WORK TO BE COMPLETED
Your task is to output the data exactly as it stands.

INFORMATION PROVIDED
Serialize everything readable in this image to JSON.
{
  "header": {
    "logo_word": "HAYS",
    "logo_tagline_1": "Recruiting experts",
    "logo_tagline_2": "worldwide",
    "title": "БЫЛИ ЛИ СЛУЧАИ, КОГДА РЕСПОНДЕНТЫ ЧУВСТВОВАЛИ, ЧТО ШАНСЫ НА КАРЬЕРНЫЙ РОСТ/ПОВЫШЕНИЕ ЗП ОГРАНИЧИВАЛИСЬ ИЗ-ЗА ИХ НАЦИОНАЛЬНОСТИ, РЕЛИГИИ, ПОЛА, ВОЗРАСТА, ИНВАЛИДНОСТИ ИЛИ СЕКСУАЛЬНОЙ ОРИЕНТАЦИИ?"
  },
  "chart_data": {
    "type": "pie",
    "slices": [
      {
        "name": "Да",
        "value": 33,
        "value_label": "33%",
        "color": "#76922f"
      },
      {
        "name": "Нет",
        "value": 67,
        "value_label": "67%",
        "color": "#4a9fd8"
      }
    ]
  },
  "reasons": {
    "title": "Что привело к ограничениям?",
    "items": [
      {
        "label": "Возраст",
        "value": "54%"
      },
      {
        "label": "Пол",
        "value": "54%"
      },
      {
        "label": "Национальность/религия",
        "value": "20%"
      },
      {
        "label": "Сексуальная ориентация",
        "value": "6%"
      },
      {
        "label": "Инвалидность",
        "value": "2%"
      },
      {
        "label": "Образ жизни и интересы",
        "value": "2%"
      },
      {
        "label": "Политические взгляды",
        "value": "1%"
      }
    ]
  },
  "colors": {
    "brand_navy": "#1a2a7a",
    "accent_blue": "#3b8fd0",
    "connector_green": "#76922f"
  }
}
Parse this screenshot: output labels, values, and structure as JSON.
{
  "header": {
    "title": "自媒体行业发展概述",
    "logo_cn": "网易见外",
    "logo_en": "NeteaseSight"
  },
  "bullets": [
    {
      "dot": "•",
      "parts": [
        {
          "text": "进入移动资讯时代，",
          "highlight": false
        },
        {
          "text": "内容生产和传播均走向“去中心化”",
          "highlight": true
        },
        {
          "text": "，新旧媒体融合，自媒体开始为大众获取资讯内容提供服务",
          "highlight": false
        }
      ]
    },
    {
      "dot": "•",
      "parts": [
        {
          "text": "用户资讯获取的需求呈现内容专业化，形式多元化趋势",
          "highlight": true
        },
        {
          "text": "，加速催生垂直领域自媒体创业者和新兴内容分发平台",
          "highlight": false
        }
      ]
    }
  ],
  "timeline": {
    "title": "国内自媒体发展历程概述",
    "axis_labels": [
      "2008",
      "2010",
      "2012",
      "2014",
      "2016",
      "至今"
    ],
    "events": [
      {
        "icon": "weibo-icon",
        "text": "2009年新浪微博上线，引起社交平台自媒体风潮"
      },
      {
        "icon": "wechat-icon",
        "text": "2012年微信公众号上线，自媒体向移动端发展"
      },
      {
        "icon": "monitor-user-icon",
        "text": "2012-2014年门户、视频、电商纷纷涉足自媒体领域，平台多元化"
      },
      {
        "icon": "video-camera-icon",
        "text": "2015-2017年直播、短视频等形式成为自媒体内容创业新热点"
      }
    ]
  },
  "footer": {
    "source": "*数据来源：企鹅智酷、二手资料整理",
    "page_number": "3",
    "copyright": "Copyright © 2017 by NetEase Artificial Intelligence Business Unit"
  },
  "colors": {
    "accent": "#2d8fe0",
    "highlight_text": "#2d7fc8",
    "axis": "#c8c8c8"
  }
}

FULL OUTPUT
Serialize everything readable in this image to JSON.
{
  "header": {
    "logo_word": "HAYS",
    "logo_tagline_1": "Recruiting experts",
    "logo_tagline_2": "worldwide",
    "title": "БЫЛИ ЛИ СЛУЧАИ, КОГДА РЕСПОНДЕНТЫ ЧУВСТВОВАЛИ, ЧТО ШАНСЫ НА КАРЬЕРНЫЙ РОСТ/ПОВЫШЕНИЕ ЗП ОГРАНИЧИВАЛИСЬ ИЗ-ЗА ИХ НАЦИОНАЛЬНОСТИ, РЕЛИГИИ, ПОЛА, ВОЗРАСТА, ИНВАЛИДНОСТИ ИЛИ СЕКСУАЛЬНОЙ ОРИЕНТАЦИИ?"
  },
  "chart_data": {
    "type": "pie",
    "slices": [
      {
        "name": "Да",
        "value": 33,
        "value_label": "33%",
        "color": "#76922f"
      },
      {
        "name": "Нет",
        "value": 67,
        "value_label": "67%",
        "color": "#4a9fd8"
      }
    ]
  },
  "reasons": {
    "title": "Что привело к ограничениям?",
    "items": [
      {
        "label": "Возраст",
        "value": "54%"
      },
      {
        "label": "Пол",
        "value": "54%"
      },
      {
        "label": "Национальность/религия",
        "value": "20%"
      },
      {
        "label": "Сексуальная ориентация",
        "value": "6%"
      },
      {
        "label": "Инвалидность",
        "value": "2%"
      },
      {
        "label": "Образ жизни и интересы",
        "value": "2%"
      },
      {
        "label": "Политические взгляды",
        "value": "1%"
      }
    ]
  },
  "colors": {
    "brand_navy": "#1a2a7a",
    "accent_blue": "#3b8fd0",
    "connector_green": "#76922f"
  }
}
Parse this screenshot: output labels, values, and structure as JSON.
{
  "header": {
    "title": "自媒体行业发展概述",
    "logo_cn": "网易见外",
    "logo_en": "NeteaseSight"
  },
  "bullets": [
    {
      "dot": "•",
      "parts": [
        {
          "text": "进入移动资讯时代，",
          "highlight": false
        },
        {
          "text": "内容生产和传播均走向“去中心化”",
          "highlight": true
        },
        {
          "text": "，新旧媒体融合，自媒体开始为大众获取资讯内容提供服务",
          "highlight": false
        }
      ]
    },
    {
      "dot": "•",
      "parts": [
        {
          "text": "用户资讯获取的需求呈现内容专业化，形式多元化趋势",
          "highlight": true
        },
        {
          "text": "，加速催生垂直领域自媒体创业者和新兴内容分发平台",
          "highlight": false
        }
      ]
    }
  ],
  "timeline": {
    "title": "国内自媒体发展历程概述",
    "axis_labels": [
      "2008",
      "2010",
      "2012",
      "2014",
      "2016",
      "至今"
    ],
    "events": [
      {
        "icon": "weibo-icon",
        "text": "2009年新浪微博上线，引起社交平台自媒体风潮"
      },
      {
        "icon": "wechat-icon",
        "text": "2012年微信公众号上线，自媒体向移动端发展"
      },
      {
        "icon": "monitor-user-icon",
        "text": "2012-2014年门户、视频、电商纷纷涉足自媒体领域，平台多元化"
      },
      {
        "icon": "video-camera-icon",
        "text": "2015-2017年直播、短视频等形式成为自媒体内容创业新热点"
      }
    ]
  },
  "footer": {
    "source": "*数据来源：企鹅智酷、二手资料整理",
    "page_number": "3",
    "copyright": "Copyright © 2017 by NetEase Artificial Intelligence Business Unit"
  },
  "colors": {
    "accent": "#2d8fe0",
    "highlight_text": "#2d7fc8",
    "axis": "#c8c8c8"
  }
}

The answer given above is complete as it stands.